» Provided material
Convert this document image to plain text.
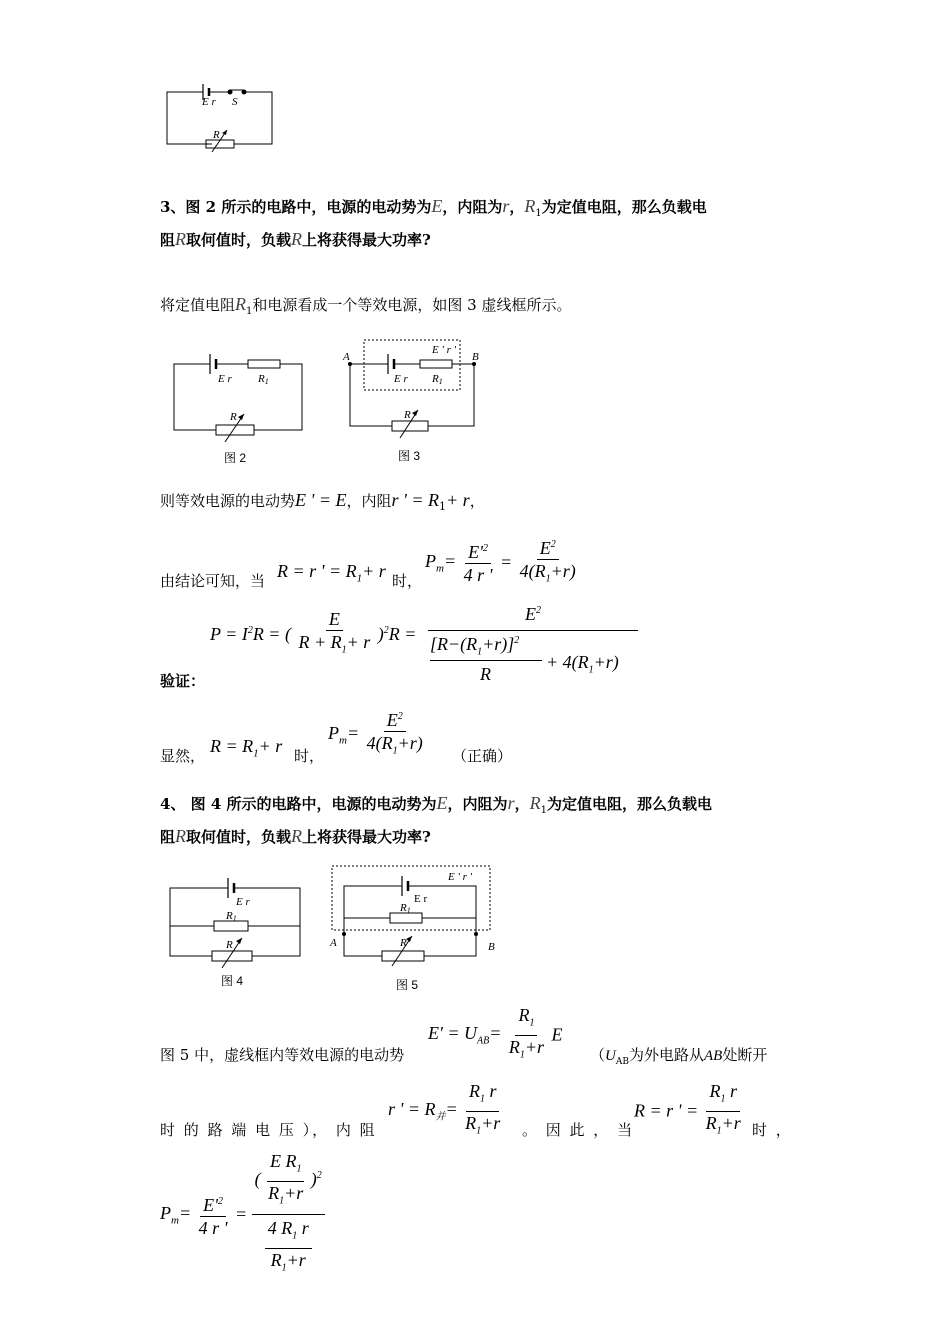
E r S
R
3、图 2 所示的电路中，电源的电动势为E，内阻为r，$R_1$为定值电阻，那么负载电
阻R取何值时，负载R上将获得最大功率?
将定值电阻$R_1$和电源看成一个等效电源，如图 3 虚线框所示。
E r R1
R
图 2
A	B
E ' r '
E r R1
R
图 3
则等效电源的电动势E ' = E，内阻r ' = $R_1+ r$，
由结论可知，当 R = r ' = $R_1+ r$ 时，
$P_m= \frac{E'^2}{4 r '} = \frac{E^2}{4(R_1+r)}$
$P = I^2R$ = ( $\frac{E}{R + R_1+ r} )^2R$ =
$E^2$
$[R-(R_1+r)]^2$
R
+ $4(R_1+r)$
验证：
显然， $R = R_1+ r$ 时，
$P_m= \frac{E^2}{4(R_1+r)}$ （正确）
4、 图 4 所示的电路中，电源的电动势为E，内阻为r，$R_1$为定值电阻，那么负载电
阻R取何值时，负载R上将获得最大功率?
E r
R1
R
图 4
E ' r '
E r
R1
R
A	B
图 5
$E' = U_{AB}= \frac{R_1}{R_1+r}$ E
图 5 中，虚线框内等效电源的电动势	（$U_{AB}$为外电路从AB处断开
时 的 路 端 电 压 ）， 内 阻
r ' = $R_并= \frac{R_1 r}{R_1+r}$ 。 因 此 ， 当
R = r ' = $\frac{R_1 r}{R_1+r}$ 时 ，
$P_m= \frac{E'^2}{4 r '} = \frac{( \frac{E R_1}{R_1+r} )^2}{\frac{4 R_1 r}{R_1+r}}$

» Given instruction
Every entry must be reproduced exactly, with the images left out.

» Exercise result
Convert this document image to plain text.
E r S
R
3、图 2 所示的电路中，电源的电动势为E，内阻为r，$R_1$为定值电阻，那么负载电
阻R取何值时，负载R上将获得最大功率?
将定值电阻$R_1$和电源看成一个等效电源，如图 3 虚线框所示。
E r R1
R
图 2
A	B
E ' r '
E r R1
R
图 3
则等效电源的电动势E ' = E，内阻r ' = $R_1+ r$，
由结论可知，当 R = r ' = $R_1+ r$ 时，
$P_m= \frac{E'^2}{4 r '} = \frac{E^2}{4(R_1+r)}$
$P = I^2R$ = ( $\frac{E}{R + R_1+ r} )^2R$ =
$E^2$
$[R-(R_1+r)]^2$
R
+ $4(R_1+r)$
验证：
显然， $R = R_1+ r$ 时，
$P_m= \frac{E^2}{4(R_1+r)}$ （正确）
4、 图 4 所示的电路中，电源的电动势为E，内阻为r，$R_1$为定值电阻，那么负载电
阻R取何值时，负载R上将获得最大功率?
E r
R1
R
图 4
E ' r '
E r
R1
R
A	B
图 5
$E' = U_{AB}= \frac{R_1}{R_1+r}$ E
图 5 中，虚线框内等效电源的电动势	（$U_{AB}$为外电路从AB处断开
时 的 路 端 电 压 ）， 内 阻
r ' = $R_并= \frac{R_1 r}{R_1+r}$ 。 因 此 ， 当
R = r ' = $\frac{R_1 r}{R_1+r}$ 时 ，
$P_m= \frac{E'^2}{4 r '} = \frac{( \frac{E R_1}{R_1+r} )^2}{\frac{4 R_1 r}{R_1+r}}$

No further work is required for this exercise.